State how many lines of the records contain the string "HEDLEY", and give no other information.

------------

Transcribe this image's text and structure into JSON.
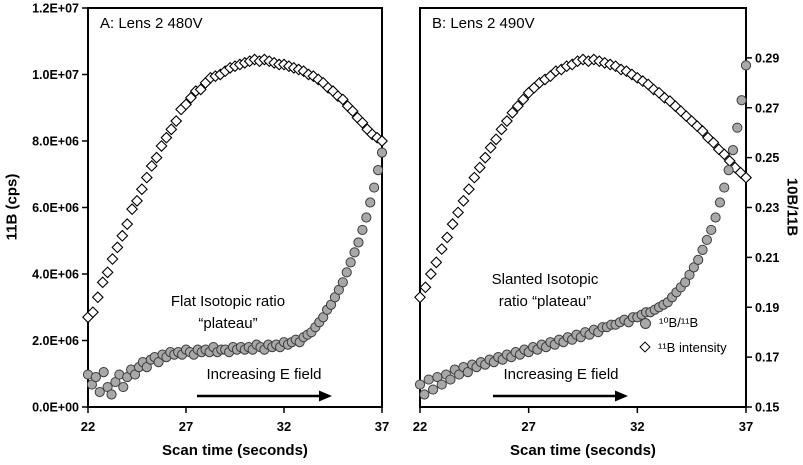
{
  "figure": {
    "x_axis": {
      "title": "Scan time (seconds)",
      "range": [
        22,
        37
      ],
      "ticks": [
        22,
        27,
        32,
        37
      ]
    },
    "left_axis": {
      "title": "11B (cps)",
      "range": [
        0,
        12000000
      ],
      "tick_values": [
        0,
        2000000,
        4000000,
        6000000,
        8000000,
        10000000,
        12000000
      ],
      "tick_labels": [
        "0.0E+00",
        "2.0E+06",
        "4.0E+06",
        "6.0E+06",
        "8.0E+06",
        "1.0E+07",
        "1.2E+07"
      ]
    },
    "right_axis": {
      "title": "10B/11B",
      "range": [
        0.15,
        0.31
      ],
      "tick_values": [
        0.15,
        0.17,
        0.19,
        0.21,
        0.23,
        0.25,
        0.27,
        0.29
      ],
      "tick_labels": [
        "0.15",
        "0.17",
        "0.19",
        "0.21",
        "0.23",
        "0.25",
        "0.27",
        "0.29"
      ]
    },
    "colors": {
      "circle_fill": "#a8a8a8",
      "circle_stroke": "#3d3d3d",
      "diamond_fill": "#ffffff",
      "diamond_stroke": "#000000",
      "axis": "#000000"
    }
  },
  "chart_data": [
    {
      "type": "scatter",
      "panel_label": "A: Lens 2 480V",
      "annotation_lines": [
        "Flat Isotopic ratio",
        "“plateau”"
      ],
      "efield_label": "Increasing E field",
      "series": [
        {
          "name": "¹¹B intensity",
          "marker": "diamond",
          "axis": "left",
          "x_start": 22,
          "x_step": 0.25,
          "value_scale": 1000000,
          "values": [
            2.7,
            2.85,
            3.3,
            3.75,
            4.05,
            4.45,
            4.8,
            5.15,
            5.5,
            5.95,
            6.2,
            6.55,
            6.9,
            7.25,
            7.5,
            7.85,
            8.1,
            8.35,
            8.6,
            8.95,
            9.1,
            9.3,
            9.5,
            9.55,
            9.75,
            9.9,
            9.95,
            10.0,
            10.1,
            10.2,
            10.25,
            10.3,
            10.35,
            10.4,
            10.45,
            10.4,
            10.45,
            10.4,
            10.35,
            10.3,
            10.3,
            10.25,
            10.2,
            10.15,
            10.1,
            10.0,
            9.95,
            9.85,
            9.75,
            9.6,
            9.5,
            9.35,
            9.25,
            9.05,
            8.9,
            8.7,
            8.55,
            8.35,
            8.2,
            8.1,
            8.0
          ]
        },
        {
          "name": "¹⁰B/¹¹B",
          "marker": "circle",
          "axis": "right",
          "x_start": 22,
          "x_step": 0.2,
          "value_scale": 1,
          "values": [
            0.163,
            0.159,
            0.162,
            0.156,
            0.164,
            0.158,
            0.155,
            0.16,
            0.163,
            0.158,
            0.162,
            0.165,
            0.163,
            0.166,
            0.168,
            0.166,
            0.169,
            0.17,
            0.168,
            0.171,
            0.17,
            0.172,
            0.171,
            0.172,
            0.171,
            0.173,
            0.172,
            0.171,
            0.173,
            0.172,
            0.173,
            0.172,
            0.174,
            0.172,
            0.173,
            0.173,
            0.172,
            0.174,
            0.173,
            0.174,
            0.173,
            0.174,
            0.173,
            0.175,
            0.174,
            0.173,
            0.175,
            0.174,
            0.175,
            0.174,
            0.176,
            0.175,
            0.176,
            0.177,
            0.176,
            0.178,
            0.179,
            0.18,
            0.182,
            0.184,
            0.186,
            0.189,
            0.191,
            0.194,
            0.197,
            0.2,
            0.204,
            0.208,
            0.212,
            0.216,
            0.221,
            0.226,
            0.232,
            0.238,
            0.245,
            0.252
          ]
        }
      ]
    },
    {
      "type": "scatter",
      "panel_label": "B: Lens 2 490V",
      "annotation_lines": [
        "Slanted Isotopic",
        "ratio “plateau”"
      ],
      "efield_label": "Increasing E field",
      "legend": [
        {
          "label": "¹⁰B/¹¹B",
          "marker": "circle"
        },
        {
          "label": "¹¹B intensity",
          "marker": "diamond"
        }
      ],
      "series": [
        {
          "name": "¹¹B intensity",
          "marker": "diamond",
          "axis": "left",
          "x_start": 22,
          "x_step": 0.25,
          "value_scale": 1000000,
          "values": [
            3.3,
            3.6,
            4.0,
            4.35,
            4.75,
            5.1,
            5.5,
            5.85,
            6.2,
            6.55,
            6.9,
            7.2,
            7.5,
            7.8,
            8.05,
            8.35,
            8.6,
            8.85,
            9.05,
            9.25,
            9.45,
            9.6,
            9.75,
            9.85,
            9.95,
            10.1,
            10.15,
            10.25,
            10.3,
            10.4,
            10.45,
            10.4,
            10.45,
            10.4,
            10.35,
            10.3,
            10.25,
            10.15,
            10.1,
            10.0,
            9.9,
            9.8,
            9.7,
            9.55,
            9.45,
            9.3,
            9.2,
            9.05,
            8.9,
            8.75,
            8.6,
            8.45,
            8.3,
            8.1,
            7.95,
            7.75,
            7.6,
            7.4,
            7.2,
            7.05,
            6.9
          ]
        },
        {
          "name": "¹⁰B/¹¹B",
          "marker": "circle",
          "axis": "right",
          "x_start": 22,
          "x_step": 0.2,
          "value_scale": 1,
          "values": [
            0.159,
            0.155,
            0.161,
            0.157,
            0.162,
            0.159,
            0.163,
            0.161,
            0.165,
            0.163,
            0.166,
            0.164,
            0.167,
            0.166,
            0.168,
            0.167,
            0.169,
            0.168,
            0.17,
            0.169,
            0.171,
            0.17,
            0.172,
            0.171,
            0.173,
            0.172,
            0.174,
            0.173,
            0.175,
            0.174,
            0.176,
            0.175,
            0.177,
            0.176,
            0.178,
            0.177,
            0.179,
            0.178,
            0.18,
            0.179,
            0.181,
            0.18,
            0.182,
            0.182,
            0.183,
            0.183,
            0.184,
            0.185,
            0.184,
            0.186,
            0.186,
            0.187,
            0.188,
            0.188,
            0.189,
            0.19,
            0.191,
            0.192,
            0.194,
            0.196,
            0.198,
            0.2,
            0.203,
            0.206,
            0.209,
            0.213,
            0.217,
            0.221,
            0.226,
            0.232,
            0.238,
            0.245,
            0.253,
            0.262,
            0.273,
            0.287
          ]
        }
      ]
    }
  ]
}
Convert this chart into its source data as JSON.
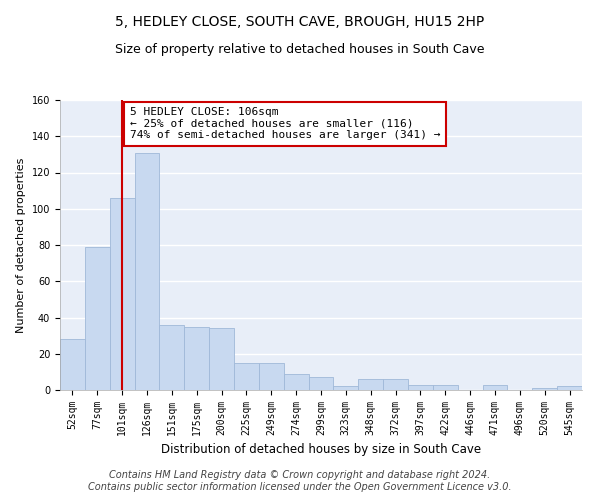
{
  "title": "5, HEDLEY CLOSE, SOUTH CAVE, BROUGH, HU15 2HP",
  "subtitle": "Size of property relative to detached houses in South Cave",
  "xlabel": "Distribution of detached houses by size in South Cave",
  "ylabel": "Number of detached properties",
  "categories": [
    "52sqm",
    "77sqm",
    "101sqm",
    "126sqm",
    "151sqm",
    "175sqm",
    "200sqm",
    "225sqm",
    "249sqm",
    "274sqm",
    "299sqm",
    "323sqm",
    "348sqm",
    "372sqm",
    "397sqm",
    "422sqm",
    "446sqm",
    "471sqm",
    "496sqm",
    "520sqm",
    "545sqm"
  ],
  "values": [
    28,
    79,
    106,
    131,
    36,
    35,
    34,
    15,
    15,
    9,
    7,
    2,
    6,
    6,
    3,
    3,
    0,
    3,
    0,
    1,
    2
  ],
  "bar_color": "#c8d9f0",
  "bar_edge_color": "#a0b8d8",
  "vline_x_idx": 2,
  "vline_color": "#cc0000",
  "annotation_text": "5 HEDLEY CLOSE: 106sqm\n← 25% of detached houses are smaller (116)\n74% of semi-detached houses are larger (341) →",
  "annotation_box_color": "white",
  "annotation_box_edge_color": "#cc0000",
  "ylim": [
    0,
    160
  ],
  "yticks": [
    0,
    20,
    40,
    60,
    80,
    100,
    120,
    140,
    160
  ],
  "footer1": "Contains HM Land Registry data © Crown copyright and database right 2024.",
  "footer2": "Contains public sector information licensed under the Open Government Licence v3.0.",
  "background_color": "#e8eef8",
  "grid_color": "white",
  "title_fontsize": 10,
  "subtitle_fontsize": 9,
  "xlabel_fontsize": 8.5,
  "ylabel_fontsize": 8,
  "tick_fontsize": 7,
  "footer_fontsize": 7,
  "annotation_fontsize": 8
}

------------

» Solution for this task: 2